╭─ ENTRIES PROVIDED

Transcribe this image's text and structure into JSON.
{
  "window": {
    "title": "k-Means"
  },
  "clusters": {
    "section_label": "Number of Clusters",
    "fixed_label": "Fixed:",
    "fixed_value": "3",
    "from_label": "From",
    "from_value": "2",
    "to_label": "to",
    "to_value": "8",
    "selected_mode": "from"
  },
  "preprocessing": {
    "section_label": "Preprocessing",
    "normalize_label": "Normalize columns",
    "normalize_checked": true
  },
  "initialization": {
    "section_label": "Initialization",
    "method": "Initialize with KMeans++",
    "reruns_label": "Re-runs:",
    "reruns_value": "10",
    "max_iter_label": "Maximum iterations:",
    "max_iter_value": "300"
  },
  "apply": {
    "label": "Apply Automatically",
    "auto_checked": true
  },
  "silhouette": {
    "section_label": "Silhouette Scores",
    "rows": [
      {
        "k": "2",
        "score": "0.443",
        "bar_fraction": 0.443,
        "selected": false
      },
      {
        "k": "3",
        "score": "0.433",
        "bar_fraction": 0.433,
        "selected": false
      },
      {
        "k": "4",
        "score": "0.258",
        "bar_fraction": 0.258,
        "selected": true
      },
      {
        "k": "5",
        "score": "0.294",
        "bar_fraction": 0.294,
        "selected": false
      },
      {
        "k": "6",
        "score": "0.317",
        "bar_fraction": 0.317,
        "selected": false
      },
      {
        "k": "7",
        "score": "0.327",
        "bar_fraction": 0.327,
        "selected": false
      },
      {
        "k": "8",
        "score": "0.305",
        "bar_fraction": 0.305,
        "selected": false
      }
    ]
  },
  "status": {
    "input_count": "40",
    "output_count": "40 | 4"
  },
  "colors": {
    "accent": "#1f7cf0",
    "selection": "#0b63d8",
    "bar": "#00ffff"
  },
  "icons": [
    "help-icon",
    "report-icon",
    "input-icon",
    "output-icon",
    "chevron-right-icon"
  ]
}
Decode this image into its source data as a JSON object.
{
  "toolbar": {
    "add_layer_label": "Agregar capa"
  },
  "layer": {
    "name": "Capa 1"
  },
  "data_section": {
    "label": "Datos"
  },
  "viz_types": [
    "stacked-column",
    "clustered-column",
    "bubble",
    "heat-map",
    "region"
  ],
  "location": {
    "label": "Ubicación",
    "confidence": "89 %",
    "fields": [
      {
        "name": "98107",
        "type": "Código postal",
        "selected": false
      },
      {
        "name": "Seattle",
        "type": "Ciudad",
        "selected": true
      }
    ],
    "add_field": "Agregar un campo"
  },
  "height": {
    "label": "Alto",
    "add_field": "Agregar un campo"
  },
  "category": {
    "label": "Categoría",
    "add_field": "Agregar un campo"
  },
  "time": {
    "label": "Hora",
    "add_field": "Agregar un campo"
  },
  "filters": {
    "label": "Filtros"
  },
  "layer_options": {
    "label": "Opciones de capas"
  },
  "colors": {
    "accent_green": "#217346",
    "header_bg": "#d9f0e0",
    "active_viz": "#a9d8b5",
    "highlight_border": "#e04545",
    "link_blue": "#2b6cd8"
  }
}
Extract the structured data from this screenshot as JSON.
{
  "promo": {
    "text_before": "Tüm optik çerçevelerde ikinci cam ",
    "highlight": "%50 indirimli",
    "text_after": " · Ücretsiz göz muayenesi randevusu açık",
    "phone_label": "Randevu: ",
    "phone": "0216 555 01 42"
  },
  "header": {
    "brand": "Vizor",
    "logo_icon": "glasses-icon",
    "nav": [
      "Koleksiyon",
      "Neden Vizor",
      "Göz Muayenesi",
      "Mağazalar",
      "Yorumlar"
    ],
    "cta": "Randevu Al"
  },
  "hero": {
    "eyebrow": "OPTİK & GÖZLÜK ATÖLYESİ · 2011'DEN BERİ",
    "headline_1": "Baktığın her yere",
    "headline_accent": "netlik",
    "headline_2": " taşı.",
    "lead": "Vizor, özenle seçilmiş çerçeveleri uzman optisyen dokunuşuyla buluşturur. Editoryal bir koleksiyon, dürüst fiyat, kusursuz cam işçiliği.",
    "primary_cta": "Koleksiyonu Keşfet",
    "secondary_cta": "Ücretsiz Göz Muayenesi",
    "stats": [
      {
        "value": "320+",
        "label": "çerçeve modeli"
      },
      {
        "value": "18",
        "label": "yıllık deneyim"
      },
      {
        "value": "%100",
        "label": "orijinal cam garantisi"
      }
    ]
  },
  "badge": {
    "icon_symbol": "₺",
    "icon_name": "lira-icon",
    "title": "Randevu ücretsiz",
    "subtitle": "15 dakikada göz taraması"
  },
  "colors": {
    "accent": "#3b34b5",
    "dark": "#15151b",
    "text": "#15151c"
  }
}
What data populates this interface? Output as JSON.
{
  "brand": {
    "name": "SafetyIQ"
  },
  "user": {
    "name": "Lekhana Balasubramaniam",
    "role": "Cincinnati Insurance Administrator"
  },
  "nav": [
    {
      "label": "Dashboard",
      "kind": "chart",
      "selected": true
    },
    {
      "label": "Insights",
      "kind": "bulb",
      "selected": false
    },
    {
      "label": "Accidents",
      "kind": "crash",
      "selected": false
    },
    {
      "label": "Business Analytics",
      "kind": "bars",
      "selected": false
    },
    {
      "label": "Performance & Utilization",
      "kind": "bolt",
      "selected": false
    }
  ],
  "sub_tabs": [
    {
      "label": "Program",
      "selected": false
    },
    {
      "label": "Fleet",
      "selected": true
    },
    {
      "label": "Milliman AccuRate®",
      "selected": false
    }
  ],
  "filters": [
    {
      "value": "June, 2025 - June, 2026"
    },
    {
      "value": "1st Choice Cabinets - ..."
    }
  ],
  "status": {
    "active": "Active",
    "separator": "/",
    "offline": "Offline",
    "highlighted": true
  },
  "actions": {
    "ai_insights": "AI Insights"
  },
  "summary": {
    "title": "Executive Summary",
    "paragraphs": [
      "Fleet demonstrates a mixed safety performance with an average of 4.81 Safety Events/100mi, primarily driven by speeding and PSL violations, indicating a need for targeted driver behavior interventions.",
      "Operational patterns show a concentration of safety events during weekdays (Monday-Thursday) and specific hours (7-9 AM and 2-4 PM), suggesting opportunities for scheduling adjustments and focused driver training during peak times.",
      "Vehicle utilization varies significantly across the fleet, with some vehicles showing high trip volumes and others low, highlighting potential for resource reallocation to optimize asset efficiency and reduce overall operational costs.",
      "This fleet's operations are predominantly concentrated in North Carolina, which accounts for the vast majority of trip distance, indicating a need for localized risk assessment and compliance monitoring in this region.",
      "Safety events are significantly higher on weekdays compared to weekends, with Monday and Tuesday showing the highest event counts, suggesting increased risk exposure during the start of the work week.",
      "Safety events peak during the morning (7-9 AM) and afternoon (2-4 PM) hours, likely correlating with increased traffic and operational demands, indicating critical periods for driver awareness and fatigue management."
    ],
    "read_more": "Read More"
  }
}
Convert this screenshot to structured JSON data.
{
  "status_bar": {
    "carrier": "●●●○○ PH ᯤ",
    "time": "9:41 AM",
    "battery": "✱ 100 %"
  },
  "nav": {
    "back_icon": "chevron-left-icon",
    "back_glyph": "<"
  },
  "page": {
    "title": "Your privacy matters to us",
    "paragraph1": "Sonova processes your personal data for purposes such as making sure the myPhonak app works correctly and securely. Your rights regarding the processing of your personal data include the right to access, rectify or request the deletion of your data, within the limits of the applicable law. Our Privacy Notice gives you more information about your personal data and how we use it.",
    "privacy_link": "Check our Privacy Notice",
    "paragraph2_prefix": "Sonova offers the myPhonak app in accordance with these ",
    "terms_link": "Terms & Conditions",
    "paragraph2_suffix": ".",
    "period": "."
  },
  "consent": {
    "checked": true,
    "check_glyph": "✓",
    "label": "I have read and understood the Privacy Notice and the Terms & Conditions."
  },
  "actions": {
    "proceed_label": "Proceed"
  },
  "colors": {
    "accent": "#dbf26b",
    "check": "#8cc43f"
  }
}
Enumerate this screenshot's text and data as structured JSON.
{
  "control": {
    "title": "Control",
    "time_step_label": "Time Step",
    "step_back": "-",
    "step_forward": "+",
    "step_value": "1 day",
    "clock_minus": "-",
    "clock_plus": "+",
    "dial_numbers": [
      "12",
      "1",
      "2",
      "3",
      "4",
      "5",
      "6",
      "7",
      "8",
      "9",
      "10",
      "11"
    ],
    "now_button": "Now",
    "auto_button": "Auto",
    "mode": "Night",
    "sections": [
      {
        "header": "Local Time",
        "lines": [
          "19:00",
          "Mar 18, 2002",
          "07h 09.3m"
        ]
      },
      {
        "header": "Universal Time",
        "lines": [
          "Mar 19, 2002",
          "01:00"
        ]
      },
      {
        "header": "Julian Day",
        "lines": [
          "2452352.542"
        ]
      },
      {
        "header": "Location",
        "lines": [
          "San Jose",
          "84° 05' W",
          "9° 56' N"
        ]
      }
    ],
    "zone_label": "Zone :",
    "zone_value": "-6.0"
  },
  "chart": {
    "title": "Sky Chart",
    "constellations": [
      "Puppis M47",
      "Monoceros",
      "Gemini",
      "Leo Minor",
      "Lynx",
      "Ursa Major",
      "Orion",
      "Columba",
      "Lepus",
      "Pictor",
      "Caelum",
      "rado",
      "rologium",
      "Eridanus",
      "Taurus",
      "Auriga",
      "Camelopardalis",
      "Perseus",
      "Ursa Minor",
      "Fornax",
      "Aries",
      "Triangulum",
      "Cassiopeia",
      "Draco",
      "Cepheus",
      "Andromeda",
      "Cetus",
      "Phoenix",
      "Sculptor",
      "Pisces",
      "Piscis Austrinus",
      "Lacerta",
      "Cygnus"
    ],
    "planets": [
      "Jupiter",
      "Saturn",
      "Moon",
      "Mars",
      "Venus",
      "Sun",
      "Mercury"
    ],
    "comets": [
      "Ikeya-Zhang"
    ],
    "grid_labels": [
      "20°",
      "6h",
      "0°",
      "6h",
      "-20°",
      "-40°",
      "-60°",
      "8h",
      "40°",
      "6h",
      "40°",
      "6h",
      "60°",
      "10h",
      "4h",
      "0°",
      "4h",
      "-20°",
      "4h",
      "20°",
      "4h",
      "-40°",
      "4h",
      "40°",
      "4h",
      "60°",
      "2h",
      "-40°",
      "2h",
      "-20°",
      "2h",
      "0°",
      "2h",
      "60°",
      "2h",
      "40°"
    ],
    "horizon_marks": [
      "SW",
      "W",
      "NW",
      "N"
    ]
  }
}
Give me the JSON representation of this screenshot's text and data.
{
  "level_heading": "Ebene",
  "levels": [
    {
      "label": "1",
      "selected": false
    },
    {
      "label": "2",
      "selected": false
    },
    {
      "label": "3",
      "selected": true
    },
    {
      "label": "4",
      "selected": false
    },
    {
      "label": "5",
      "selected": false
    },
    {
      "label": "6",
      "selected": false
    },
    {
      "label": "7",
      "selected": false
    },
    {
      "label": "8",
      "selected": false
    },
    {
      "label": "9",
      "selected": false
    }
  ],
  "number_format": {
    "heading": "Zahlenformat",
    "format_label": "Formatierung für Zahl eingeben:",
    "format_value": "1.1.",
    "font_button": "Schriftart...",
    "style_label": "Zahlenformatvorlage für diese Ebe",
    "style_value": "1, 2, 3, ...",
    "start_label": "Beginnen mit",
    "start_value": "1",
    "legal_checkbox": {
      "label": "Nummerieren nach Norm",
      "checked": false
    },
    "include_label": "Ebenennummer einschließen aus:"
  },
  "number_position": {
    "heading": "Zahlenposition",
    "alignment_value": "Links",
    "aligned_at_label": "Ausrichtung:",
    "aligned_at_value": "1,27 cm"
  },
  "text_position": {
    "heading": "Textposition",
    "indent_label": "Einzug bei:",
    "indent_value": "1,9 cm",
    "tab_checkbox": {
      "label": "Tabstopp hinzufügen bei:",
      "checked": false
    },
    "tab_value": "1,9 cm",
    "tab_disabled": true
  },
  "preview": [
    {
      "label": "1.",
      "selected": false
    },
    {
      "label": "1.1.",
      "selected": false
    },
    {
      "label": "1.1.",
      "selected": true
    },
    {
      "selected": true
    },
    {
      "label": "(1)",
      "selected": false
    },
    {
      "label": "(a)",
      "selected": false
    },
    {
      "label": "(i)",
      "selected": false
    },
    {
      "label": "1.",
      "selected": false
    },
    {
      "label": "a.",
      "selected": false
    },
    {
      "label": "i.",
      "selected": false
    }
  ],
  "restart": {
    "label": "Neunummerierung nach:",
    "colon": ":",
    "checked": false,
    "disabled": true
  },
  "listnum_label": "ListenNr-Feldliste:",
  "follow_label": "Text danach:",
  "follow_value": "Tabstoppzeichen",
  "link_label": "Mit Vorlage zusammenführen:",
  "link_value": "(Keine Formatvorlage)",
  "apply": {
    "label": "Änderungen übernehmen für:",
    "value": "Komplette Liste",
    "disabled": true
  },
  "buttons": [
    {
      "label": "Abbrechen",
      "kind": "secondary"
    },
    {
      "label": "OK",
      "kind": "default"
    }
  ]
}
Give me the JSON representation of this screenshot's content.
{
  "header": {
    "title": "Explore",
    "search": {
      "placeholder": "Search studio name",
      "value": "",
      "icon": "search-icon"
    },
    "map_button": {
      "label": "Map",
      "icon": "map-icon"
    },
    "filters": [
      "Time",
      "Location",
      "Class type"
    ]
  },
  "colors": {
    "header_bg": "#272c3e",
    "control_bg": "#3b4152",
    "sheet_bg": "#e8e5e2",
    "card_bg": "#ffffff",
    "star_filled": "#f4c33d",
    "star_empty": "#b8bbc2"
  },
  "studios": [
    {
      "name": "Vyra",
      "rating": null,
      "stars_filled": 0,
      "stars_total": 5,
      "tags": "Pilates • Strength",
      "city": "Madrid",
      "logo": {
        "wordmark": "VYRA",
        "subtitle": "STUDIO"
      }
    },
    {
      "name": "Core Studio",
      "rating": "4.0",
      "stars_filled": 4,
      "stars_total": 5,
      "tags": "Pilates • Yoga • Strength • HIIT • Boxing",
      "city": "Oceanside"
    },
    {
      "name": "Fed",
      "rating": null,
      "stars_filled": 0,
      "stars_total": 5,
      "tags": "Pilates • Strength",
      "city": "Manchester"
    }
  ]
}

╰─

◆ THE PROBLEM ◆
In the lines above, locate the string "screenshot". Copy every line where it occurs.

◆ WRITTEN SOLUTION ◆
Extract the structured data from this screenshot as JSON.
Convert this screenshot to structured JSON data.
Enumerate this screenshot's text and data as structured JSON.
Give me the JSON representation of this screenshot's text and data.
Give me the JSON representation of this screenshot's content.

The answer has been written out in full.